▼▼▼
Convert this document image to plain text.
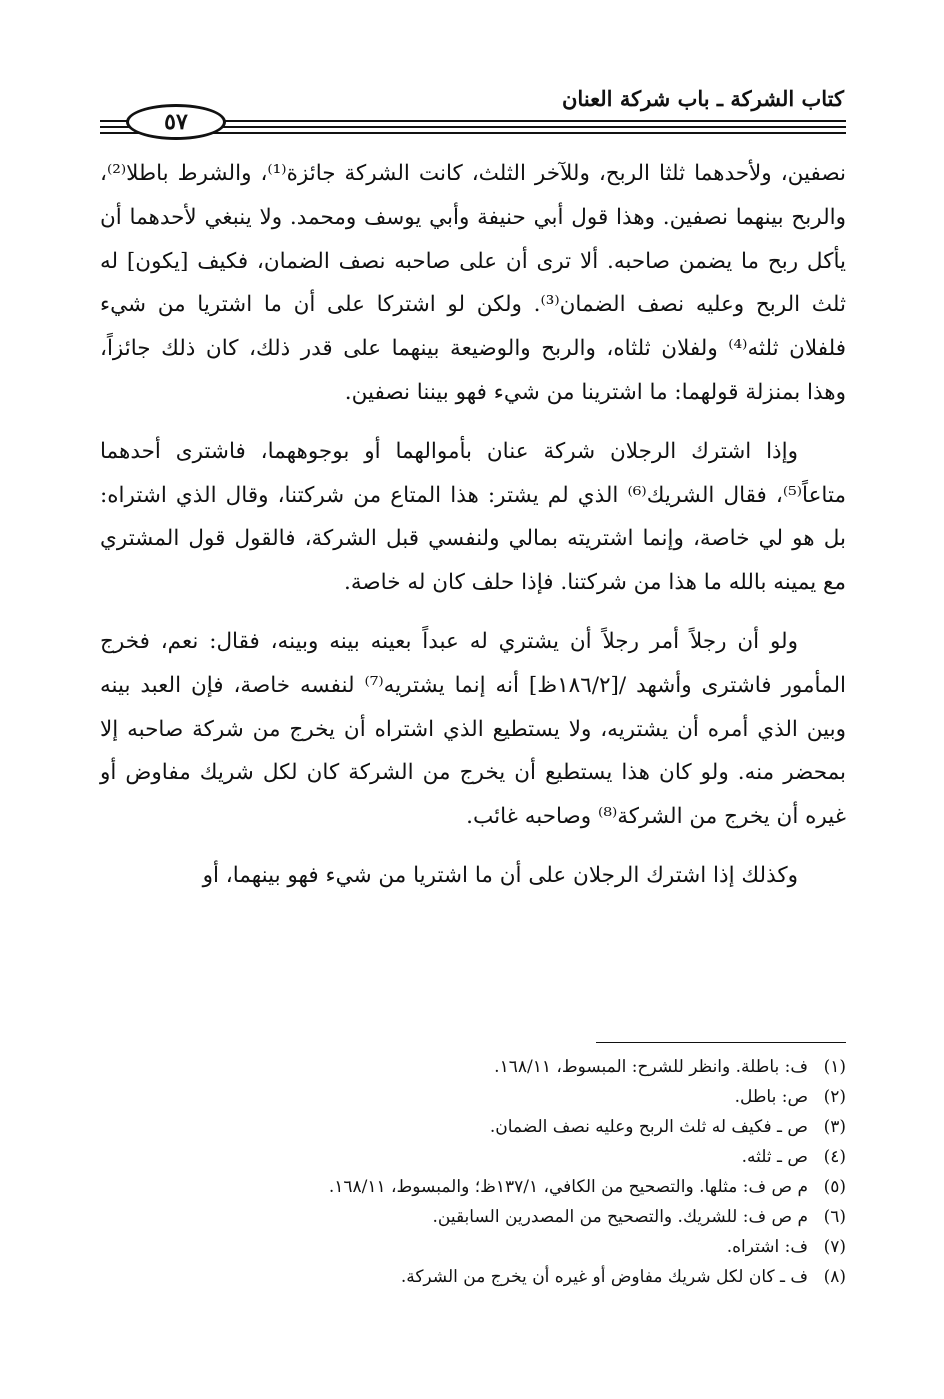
كتاب الشركة ـ باب شركة العنان
٥٧

نصفين، ولأحدهما ثلثا الربح، وللآخر الثلث، كانت الشركة جائزة⁽¹⁾، والشرط باطلا⁽²⁾، والربح بينهما نصفين. وهذا قول أبي حنيفة وأبي يوسف ومحمد. ولا ينبغي لأحدهما أن يأكل ربح ما يضمن صاحبه. ألا ترى أن على صاحبه نصف الضمان، فكيف [يكون] له ثلث الربح وعليه نصف الضمان⁽³⁾. ولكن لو اشتركا على أن ما اشتريا من شيء فلفلان ثلثه⁽⁴⁾ ولفلان ثلثاه، والربح والوضيعة بينهما على قدر ذلك، كان ذلك جائزاً، وهذا بمنزلة قولهما: ما اشترينا من شيء فهو بيننا نصفين.

وإذا اشترك الرجلان شركة عنان بأموالهما أو بوجوههما، فاشترى أحدهما متاعاً⁽⁵⁾، فقال الشريك⁽⁶⁾ الذي لم يشتر: هذا المتاع من شركتنا، وقال الذي اشتراه: بل هو لي خاصة، وإنما اشتريته بمالي ولنفسي قبل الشركة، فالقول قول المشتري مع يمينه بالله ما هذا من شركتنا. فإذا حلف كان له خاصة.

ولو أن رجلاً أمر رجلاً أن يشتري له عبداً بعينه بينه وبينه، فقال: نعم، فخرج المأمور فاشترى وأشهد /[١٨٦/٢ظ] أنه إنما يشتريه⁽⁷⁾ لنفسه خاصة، فإن العبد بينه وبين الذي أمره أن يشتريه، ولا يستطيع الذي اشتراه أن يخرج من شركة صاحبه إلا بمحضر منه. ولو كان هذا يستطيع أن يخرج من الشركة كان لكل شريك مفاوض أو غيره أن يخرج من الشركة⁽⁸⁾ وصاحبه غائب.

وكذلك إذا اشترك الرجلان على أن ما اشتريا من شيء فهو بينهما، أو

(١)
ف: باطلة. وانظر للشرح: المبسوط، ١٦٨/١١.
(٢)
ص: باطل.
(٣)
ص ـ فكيف له ثلث الربح وعليه نصف الضمان.
(٤)
ص ـ ثلثه.
(٥)
م ص ف: مثلها. والتصحيح من الكافي، ١٣٧/١ظ؛ والمبسوط، ١٦٨/١١.
(٦)
م ص ف: للشريك. والتصحيح من المصدرين السابقين.
(٧)
ف: اشتراه.
(٨)
ف ـ كان لكل شريك مفاوض أو غيره أن يخرج من الشركة.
▲▲▲
_What the task asks_
Return only those lines of the records that contain the string "غيره".

_Exercise output_
ولو أن رجلاً أمر رجلاً أن يشتري له عبداً بعينه بينه وبينه، فقال: نعم، فخرج المأمور فاشترى وأشهد /[١٨٦/٢ظ] أنه إنما يشتريه⁽⁷⁾ لنفسه خاصة، فإن العبد بينه وبين الذي أمره أن يشتريه، ولا يستطيع الذي اشتراه أن يخرج من شركة صاحبه إلا بمحضر منه. ولو كان هذا يستطيع أن يخرج من الشركة كان لكل شريك مفاوض أو غيره أن يخرج من الشركة⁽⁸⁾ وصاحبه غائب.
ف ـ كان لكل شريك مفاوض أو غيره أن يخرج من الشركة.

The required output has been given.